Data to use ::
* START *

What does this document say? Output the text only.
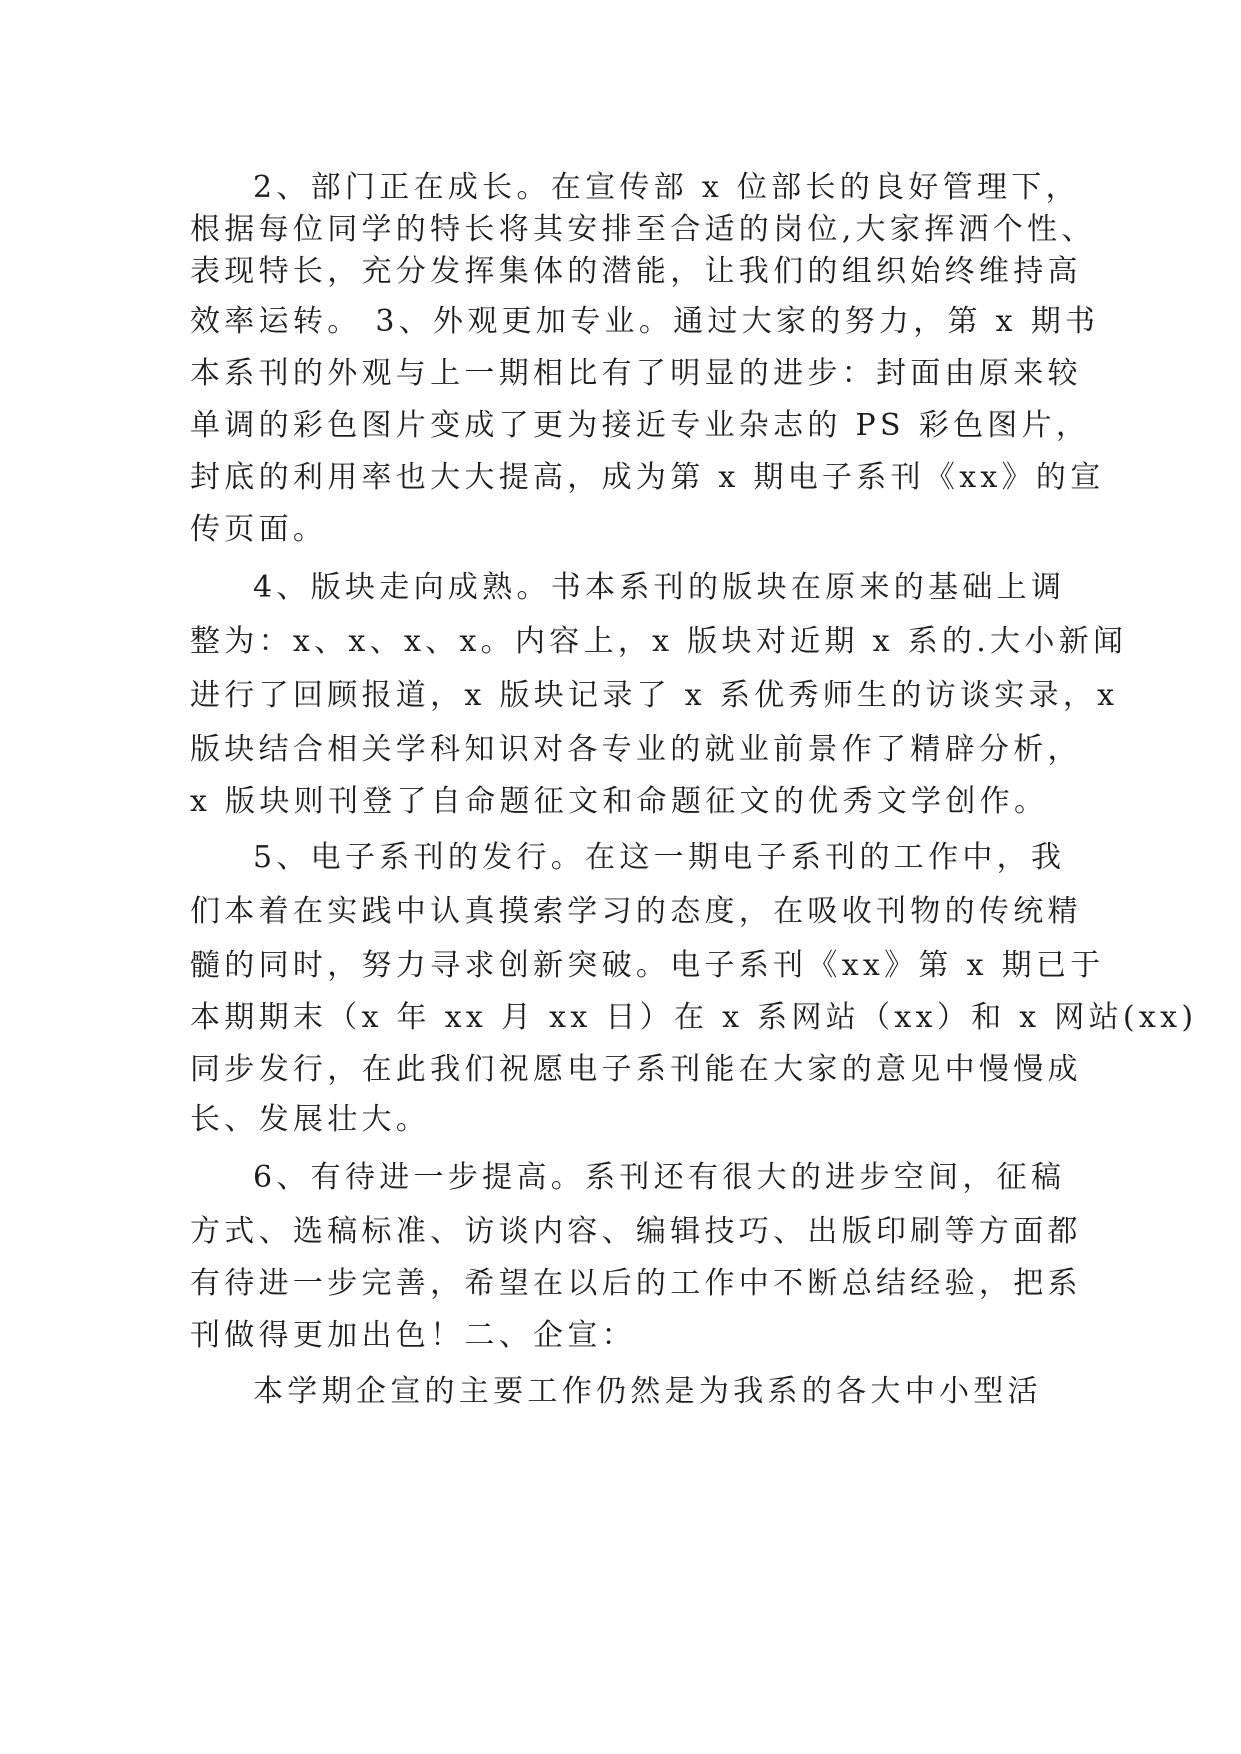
2、部门正在成长。在宣传部 x 位部长的良好管理下，
根据每位同学的特长将其安排至合适的岗位,大家挥洒个性、
表现特长，充分发挥集体的潜能，让我们的组织始终维持高
效率运转。 3、外观更加专业。通过大家的努力，第 x 期书
本系刊的外观与上一期相比有了明显的进步：封面由原来较
单调的彩色图片变成了更为接近专业杂志的 PS 彩色图片，
封底的利用率也大大提高，成为第 x 期电子系刊《xx》的宣
传页面。
4、版块走向成熟。书本系刊的版块在原来的基础上调
整为：x、x、x、x。内容上，x 版块对近期 x 系的.大小新闻
进行了回顾报道，x 版块记录了 x 系优秀师生的访谈实录，x
版块结合相关学科知识对各专业的就业前景作了精辟分析，
x 版块则刊登了自命题征文和命题征文的优秀文学创作。
5、电子系刊的发行。在这一期电子系刊的工作中，我
们本着在实践中认真摸索学习的态度，在吸收刊物的传统精
髓的同时，努力寻求创新突破。电子系刊《xx》第 x 期已于
本期期末（x 年 xx 月 xx 日）在 x 系网站（xx）和 x 网站(xx)
同步发行，在此我们祝愿电子系刊能在大家的意见中慢慢成
长、发展壮大。
6、有待进一步提高。系刊还有很大的进步空间，征稿
方式、选稿标准、访谈内容、编辑技巧、出版印刷等方面都
有待进一步完善，希望在以后的工作中不断总结经验，把系
刊做得更加出色！二、企宣：
本学期企宣的主要工作仍然是为我系的各大中小型活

* END *

Request ::
Drop the images and repeat the data exactly.

Complete answer ::
What does this document say? Output the text only.
2、部门正在成长。在宣传部 x 位部长的良好管理下，
根据每位同学的特长将其安排至合适的岗位,大家挥洒个性、
表现特长，充分发挥集体的潜能，让我们的组织始终维持高
效率运转。 3、外观更加专业。通过大家的努力，第 x 期书
本系刊的外观与上一期相比有了明显的进步：封面由原来较
单调的彩色图片变成了更为接近专业杂志的 PS 彩色图片，
封底的利用率也大大提高，成为第 x 期电子系刊《xx》的宣
传页面。
4、版块走向成熟。书本系刊的版块在原来的基础上调
整为：x、x、x、x。内容上，x 版块对近期 x 系的.大小新闻
进行了回顾报道，x 版块记录了 x 系优秀师生的访谈实录，x
版块结合相关学科知识对各专业的就业前景作了精辟分析，
x 版块则刊登了自命题征文和命题征文的优秀文学创作。
5、电子系刊的发行。在这一期电子系刊的工作中，我
们本着在实践中认真摸索学习的态度，在吸收刊物的传统精
髓的同时，努力寻求创新突破。电子系刊《xx》第 x 期已于
本期期末（x 年 xx 月 xx 日）在 x 系网站（xx）和 x 网站(xx)
同步发行，在此我们祝愿电子系刊能在大家的意见中慢慢成
长、发展壮大。
6、有待进一步提高。系刊还有很大的进步空间，征稿
方式、选稿标准、访谈内容、编辑技巧、出版印刷等方面都
有待进一步完善，希望在以后的工作中不断总结经验，把系
刊做得更加出色！二、企宣：
本学期企宣的主要工作仍然是为我系的各大中小型活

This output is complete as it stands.